Data entries
# # # # #

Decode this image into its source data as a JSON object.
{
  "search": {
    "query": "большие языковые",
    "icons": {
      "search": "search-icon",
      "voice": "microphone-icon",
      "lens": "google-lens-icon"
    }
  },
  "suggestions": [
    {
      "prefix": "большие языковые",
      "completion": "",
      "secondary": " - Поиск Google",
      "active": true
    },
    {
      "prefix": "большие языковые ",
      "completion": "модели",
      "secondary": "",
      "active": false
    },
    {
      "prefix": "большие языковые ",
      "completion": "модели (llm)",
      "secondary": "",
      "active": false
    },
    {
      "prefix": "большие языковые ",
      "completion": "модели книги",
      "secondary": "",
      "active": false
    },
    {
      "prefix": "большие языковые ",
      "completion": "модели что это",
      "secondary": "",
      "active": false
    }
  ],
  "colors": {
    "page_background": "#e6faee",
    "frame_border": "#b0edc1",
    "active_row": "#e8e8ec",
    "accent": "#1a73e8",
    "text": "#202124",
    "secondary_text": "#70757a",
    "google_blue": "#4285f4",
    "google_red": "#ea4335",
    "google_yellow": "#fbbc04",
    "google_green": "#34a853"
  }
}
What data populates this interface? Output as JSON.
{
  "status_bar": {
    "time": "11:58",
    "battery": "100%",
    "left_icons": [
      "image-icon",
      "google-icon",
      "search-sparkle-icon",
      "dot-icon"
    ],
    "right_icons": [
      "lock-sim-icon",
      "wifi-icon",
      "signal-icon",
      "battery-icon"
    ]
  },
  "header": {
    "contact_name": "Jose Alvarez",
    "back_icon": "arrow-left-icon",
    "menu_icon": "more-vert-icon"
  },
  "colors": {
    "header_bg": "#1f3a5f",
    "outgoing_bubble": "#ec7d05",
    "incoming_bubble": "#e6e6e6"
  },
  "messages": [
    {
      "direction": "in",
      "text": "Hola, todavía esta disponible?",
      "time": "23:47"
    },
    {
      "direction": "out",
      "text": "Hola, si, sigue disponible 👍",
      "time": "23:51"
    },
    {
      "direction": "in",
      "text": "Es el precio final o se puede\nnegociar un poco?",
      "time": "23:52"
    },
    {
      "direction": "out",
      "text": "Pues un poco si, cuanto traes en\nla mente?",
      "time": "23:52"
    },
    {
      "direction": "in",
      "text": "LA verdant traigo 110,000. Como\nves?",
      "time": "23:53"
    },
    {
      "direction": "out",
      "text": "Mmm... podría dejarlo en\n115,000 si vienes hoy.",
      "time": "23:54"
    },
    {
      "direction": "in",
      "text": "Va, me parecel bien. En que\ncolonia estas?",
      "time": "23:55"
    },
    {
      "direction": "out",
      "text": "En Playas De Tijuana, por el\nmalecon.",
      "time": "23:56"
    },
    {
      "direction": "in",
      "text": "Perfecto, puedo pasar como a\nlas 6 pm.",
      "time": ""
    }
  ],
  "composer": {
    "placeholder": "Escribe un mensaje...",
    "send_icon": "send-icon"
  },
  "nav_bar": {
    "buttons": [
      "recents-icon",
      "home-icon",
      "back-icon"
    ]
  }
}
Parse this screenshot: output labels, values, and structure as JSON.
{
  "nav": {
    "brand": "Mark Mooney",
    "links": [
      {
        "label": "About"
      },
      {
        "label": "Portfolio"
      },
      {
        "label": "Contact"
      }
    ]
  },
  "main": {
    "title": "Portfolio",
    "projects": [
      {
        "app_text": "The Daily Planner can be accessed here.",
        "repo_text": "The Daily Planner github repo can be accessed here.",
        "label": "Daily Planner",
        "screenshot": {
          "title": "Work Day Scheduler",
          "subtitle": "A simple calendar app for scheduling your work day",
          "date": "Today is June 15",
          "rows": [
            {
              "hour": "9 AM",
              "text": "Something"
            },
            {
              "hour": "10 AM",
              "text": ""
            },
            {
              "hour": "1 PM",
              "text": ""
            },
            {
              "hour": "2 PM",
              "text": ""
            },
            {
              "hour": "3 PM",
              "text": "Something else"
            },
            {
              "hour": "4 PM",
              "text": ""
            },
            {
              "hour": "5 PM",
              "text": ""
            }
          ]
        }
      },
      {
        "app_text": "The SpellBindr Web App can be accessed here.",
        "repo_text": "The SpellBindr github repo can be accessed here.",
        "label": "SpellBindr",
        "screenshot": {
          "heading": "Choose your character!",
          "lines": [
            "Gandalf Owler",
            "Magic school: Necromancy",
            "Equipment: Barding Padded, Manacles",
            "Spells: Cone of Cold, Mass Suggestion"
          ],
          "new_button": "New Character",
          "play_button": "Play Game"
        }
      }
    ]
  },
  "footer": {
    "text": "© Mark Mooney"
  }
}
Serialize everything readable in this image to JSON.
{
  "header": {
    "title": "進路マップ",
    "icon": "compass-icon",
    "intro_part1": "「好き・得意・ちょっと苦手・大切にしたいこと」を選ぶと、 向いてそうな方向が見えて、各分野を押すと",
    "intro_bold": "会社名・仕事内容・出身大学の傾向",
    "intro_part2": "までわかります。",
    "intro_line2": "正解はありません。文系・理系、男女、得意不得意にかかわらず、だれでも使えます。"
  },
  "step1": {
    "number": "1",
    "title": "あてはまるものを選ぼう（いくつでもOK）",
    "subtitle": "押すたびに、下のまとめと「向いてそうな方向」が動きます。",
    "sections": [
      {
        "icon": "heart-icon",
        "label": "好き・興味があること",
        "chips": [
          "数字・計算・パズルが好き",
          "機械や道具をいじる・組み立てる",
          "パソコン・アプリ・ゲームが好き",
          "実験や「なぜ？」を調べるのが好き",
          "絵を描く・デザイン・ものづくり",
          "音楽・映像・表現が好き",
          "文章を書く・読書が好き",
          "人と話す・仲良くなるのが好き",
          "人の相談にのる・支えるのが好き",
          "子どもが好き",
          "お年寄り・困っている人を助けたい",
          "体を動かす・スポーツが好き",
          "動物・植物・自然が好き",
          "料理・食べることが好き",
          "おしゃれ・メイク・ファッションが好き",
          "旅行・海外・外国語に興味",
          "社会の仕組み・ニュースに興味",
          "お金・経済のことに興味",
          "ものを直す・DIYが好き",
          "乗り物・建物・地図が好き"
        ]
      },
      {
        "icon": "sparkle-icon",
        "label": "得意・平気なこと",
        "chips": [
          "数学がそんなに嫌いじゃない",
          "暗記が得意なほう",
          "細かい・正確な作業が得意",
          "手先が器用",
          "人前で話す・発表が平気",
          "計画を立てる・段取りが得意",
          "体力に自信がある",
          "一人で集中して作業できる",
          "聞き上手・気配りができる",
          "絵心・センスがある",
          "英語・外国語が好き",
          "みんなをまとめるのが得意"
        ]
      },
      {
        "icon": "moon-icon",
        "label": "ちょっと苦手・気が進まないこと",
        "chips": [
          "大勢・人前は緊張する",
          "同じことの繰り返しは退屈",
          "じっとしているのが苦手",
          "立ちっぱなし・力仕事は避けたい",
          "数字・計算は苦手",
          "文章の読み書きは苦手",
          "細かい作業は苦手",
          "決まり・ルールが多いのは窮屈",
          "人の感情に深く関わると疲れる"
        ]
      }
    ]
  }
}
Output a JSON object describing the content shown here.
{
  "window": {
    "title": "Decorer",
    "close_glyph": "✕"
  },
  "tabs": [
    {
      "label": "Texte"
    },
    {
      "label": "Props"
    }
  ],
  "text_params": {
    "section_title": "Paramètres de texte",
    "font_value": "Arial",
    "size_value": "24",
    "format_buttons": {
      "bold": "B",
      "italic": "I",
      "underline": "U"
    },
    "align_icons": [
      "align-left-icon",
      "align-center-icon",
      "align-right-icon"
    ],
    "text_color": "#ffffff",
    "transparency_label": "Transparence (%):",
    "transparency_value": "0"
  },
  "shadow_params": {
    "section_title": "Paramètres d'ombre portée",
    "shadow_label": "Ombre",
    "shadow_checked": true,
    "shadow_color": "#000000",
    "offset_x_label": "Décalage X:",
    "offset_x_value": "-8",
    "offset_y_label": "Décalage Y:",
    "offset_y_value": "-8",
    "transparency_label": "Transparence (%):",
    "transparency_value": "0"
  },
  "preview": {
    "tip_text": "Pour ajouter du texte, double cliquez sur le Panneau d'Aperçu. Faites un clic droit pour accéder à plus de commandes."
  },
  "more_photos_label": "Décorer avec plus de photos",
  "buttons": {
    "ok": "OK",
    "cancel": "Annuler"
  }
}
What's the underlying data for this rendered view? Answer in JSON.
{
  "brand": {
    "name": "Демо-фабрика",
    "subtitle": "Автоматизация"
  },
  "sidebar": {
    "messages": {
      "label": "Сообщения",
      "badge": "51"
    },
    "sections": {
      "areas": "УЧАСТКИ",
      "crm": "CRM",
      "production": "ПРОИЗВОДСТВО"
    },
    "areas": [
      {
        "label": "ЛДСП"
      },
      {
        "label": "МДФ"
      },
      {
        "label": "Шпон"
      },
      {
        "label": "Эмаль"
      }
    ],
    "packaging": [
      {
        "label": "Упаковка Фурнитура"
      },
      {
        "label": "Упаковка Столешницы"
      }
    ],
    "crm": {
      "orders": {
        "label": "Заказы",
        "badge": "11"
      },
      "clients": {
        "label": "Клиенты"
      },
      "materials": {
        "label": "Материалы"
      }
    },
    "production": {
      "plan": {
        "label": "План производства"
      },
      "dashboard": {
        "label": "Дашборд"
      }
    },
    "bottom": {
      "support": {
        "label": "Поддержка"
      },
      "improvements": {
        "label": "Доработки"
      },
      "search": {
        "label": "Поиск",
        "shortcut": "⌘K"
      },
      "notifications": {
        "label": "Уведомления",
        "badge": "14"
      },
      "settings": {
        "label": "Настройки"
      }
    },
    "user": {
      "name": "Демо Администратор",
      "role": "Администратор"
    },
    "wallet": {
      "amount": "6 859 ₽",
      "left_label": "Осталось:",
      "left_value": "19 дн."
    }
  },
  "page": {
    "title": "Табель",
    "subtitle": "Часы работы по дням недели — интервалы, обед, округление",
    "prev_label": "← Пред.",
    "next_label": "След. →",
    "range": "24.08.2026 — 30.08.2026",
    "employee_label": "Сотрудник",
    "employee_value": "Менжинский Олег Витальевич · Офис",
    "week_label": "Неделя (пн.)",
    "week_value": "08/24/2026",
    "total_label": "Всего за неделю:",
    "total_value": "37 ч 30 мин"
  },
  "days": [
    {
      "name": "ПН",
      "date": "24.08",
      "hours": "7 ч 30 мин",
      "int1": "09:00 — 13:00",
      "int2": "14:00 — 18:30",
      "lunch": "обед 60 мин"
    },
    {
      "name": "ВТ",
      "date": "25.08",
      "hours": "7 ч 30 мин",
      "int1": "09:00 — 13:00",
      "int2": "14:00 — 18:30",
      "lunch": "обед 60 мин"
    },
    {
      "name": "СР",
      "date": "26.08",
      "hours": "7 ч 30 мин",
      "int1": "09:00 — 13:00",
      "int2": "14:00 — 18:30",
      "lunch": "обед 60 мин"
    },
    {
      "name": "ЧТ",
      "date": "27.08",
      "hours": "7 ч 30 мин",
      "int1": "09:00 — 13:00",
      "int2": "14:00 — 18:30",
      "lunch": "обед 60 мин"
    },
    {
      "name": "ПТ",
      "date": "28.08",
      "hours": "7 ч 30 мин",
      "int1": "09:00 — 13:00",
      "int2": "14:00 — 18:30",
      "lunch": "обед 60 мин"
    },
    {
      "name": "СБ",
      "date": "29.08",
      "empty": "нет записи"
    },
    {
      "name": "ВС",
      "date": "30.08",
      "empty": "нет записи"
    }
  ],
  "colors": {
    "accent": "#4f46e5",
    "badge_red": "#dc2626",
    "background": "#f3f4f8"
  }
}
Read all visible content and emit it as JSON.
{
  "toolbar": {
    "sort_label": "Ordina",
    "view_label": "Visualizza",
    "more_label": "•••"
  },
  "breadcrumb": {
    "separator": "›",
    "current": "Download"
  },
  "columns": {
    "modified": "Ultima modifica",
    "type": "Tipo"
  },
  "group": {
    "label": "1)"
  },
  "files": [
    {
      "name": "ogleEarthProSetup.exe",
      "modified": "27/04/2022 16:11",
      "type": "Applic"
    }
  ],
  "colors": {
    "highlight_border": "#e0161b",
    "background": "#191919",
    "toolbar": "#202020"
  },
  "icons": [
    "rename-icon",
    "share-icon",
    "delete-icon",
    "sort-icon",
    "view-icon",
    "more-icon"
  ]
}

# # # # #

TASK: Go through the records and pull out each line that includes the word "SpellBindr".

SOLUTION:
        "app_text": "The SpellBindr Web App can be accessed here.",
        "repo_text": "The SpellBindr github repo can be accessed here.",
        "label": "SpellBindr",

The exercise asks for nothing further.